What you have to do:
Omit the pictures, please, and give each record below again exactly.

## Start Dataset extract

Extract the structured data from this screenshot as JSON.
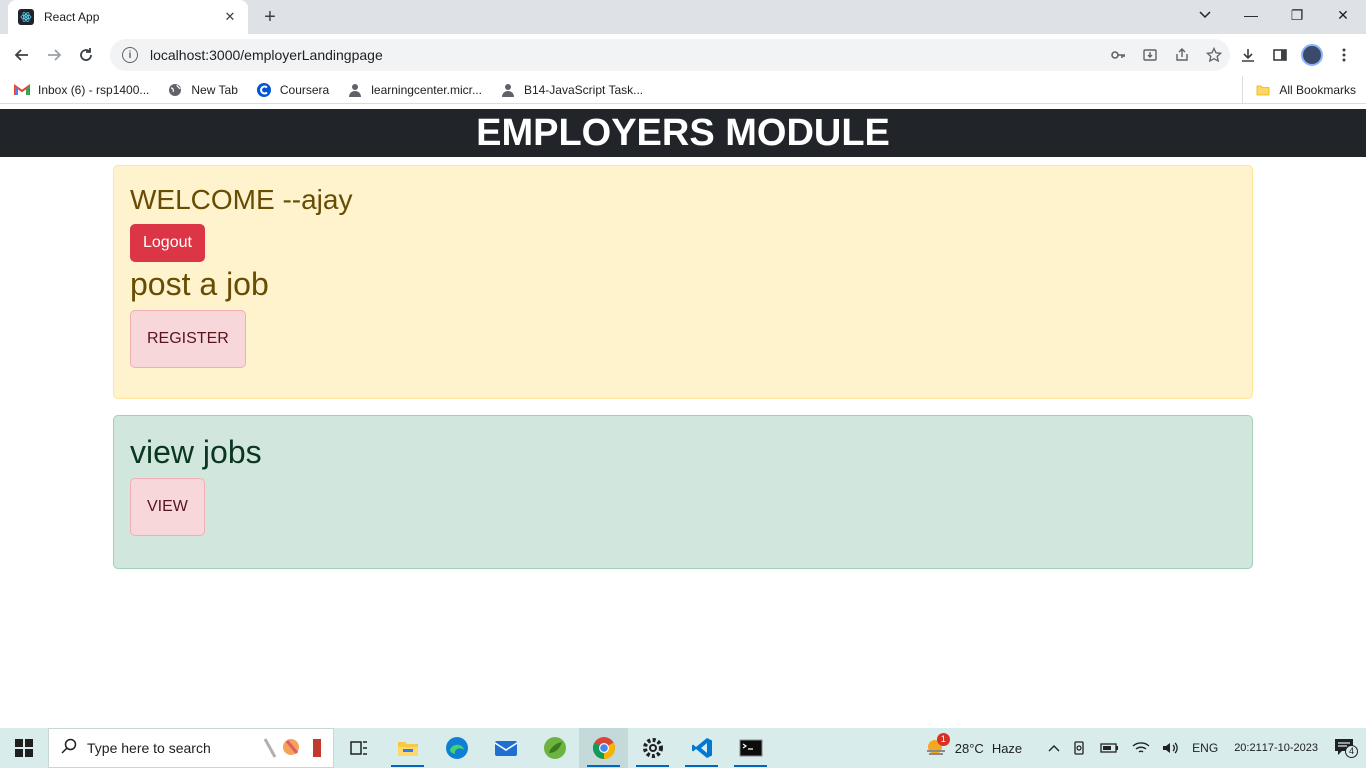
{
  "browser": {
    "tab_title": "React App",
    "tab_close": "✕",
    "new_tab": "+",
    "url": "localhost:3000/employerLandingpage",
    "window_minimize": "—",
    "window_restore": "❐",
    "window_close": "✕",
    "bookmarks": [
      {
        "label": "Inbox (6) - rsp1400...",
        "icon": "gmail-icon"
      },
      {
        "label": "New Tab",
        "icon": "globe-icon"
      },
      {
        "label": "Coursera",
        "icon": "coursera-icon"
      },
      {
        "label": "learningcenter.micr...",
        "icon": "profile-icon"
      },
      {
        "label": "B14-JavaScript Task...",
        "icon": "profile-icon"
      }
    ],
    "all_bookmarks": "All Bookmarks"
  },
  "page": {
    "header": "EMPLOYERS MODULE",
    "welcome": "WELCOME --ajay",
    "logout_label": "Logout",
    "post_heading": "post a job",
    "register_label": "REGISTER",
    "view_heading": "view jobs",
    "view_label": "VIEW"
  },
  "taskbar": {
    "search_placeholder": "Type here to search",
    "weather_temp": "28°C",
    "weather_desc": "Haze",
    "weather_badge": "1",
    "language": "ENG",
    "time": "20:21",
    "date": "17-10-2023",
    "notification_count": "4"
  },
  "colors": {
    "header_bg": "#212529",
    "warning_bg": "#fff3cd",
    "success_bg": "#d1e7dd",
    "logout_bg": "#dc3545",
    "pink_btn_bg": "#f8d7da"
  }
}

## End Dataset extract

Solution to this exercise:
Extract the structured data from this screenshot as JSON.
{
  "browser": {
    "tab_title": "React App",
    "tab_close": "✕",
    "new_tab": "+",
    "url": "localhost:3000/employerLandingpage",
    "window_minimize": "—",
    "window_restore": "❐",
    "window_close": "✕",
    "bookmarks": [
      {
        "label": "Inbox (6) - rsp1400...",
        "icon": "gmail-icon"
      },
      {
        "label": "New Tab",
        "icon": "globe-icon"
      },
      {
        "label": "Coursera",
        "icon": "coursera-icon"
      },
      {
        "label": "learningcenter.micr...",
        "icon": "profile-icon"
      },
      {
        "label": "B14-JavaScript Task...",
        "icon": "profile-icon"
      }
    ],
    "all_bookmarks": "All Bookmarks"
  },
  "page": {
    "header": "EMPLOYERS MODULE",
    "welcome": "WELCOME --ajay",
    "logout_label": "Logout",
    "post_heading": "post a job",
    "register_label": "REGISTER",
    "view_heading": "view jobs",
    "view_label": "VIEW"
  },
  "taskbar": {
    "search_placeholder": "Type here to search",
    "weather_temp": "28°C",
    "weather_desc": "Haze",
    "weather_badge": "1",
    "language": "ENG",
    "time": "20:21",
    "date": "17-10-2023",
    "notification_count": "4"
  },
  "colors": {
    "header_bg": "#212529",
    "warning_bg": "#fff3cd",
    "success_bg": "#d1e7dd",
    "logout_bg": "#dc3545",
    "pink_btn_bg": "#f8d7da"
  }
}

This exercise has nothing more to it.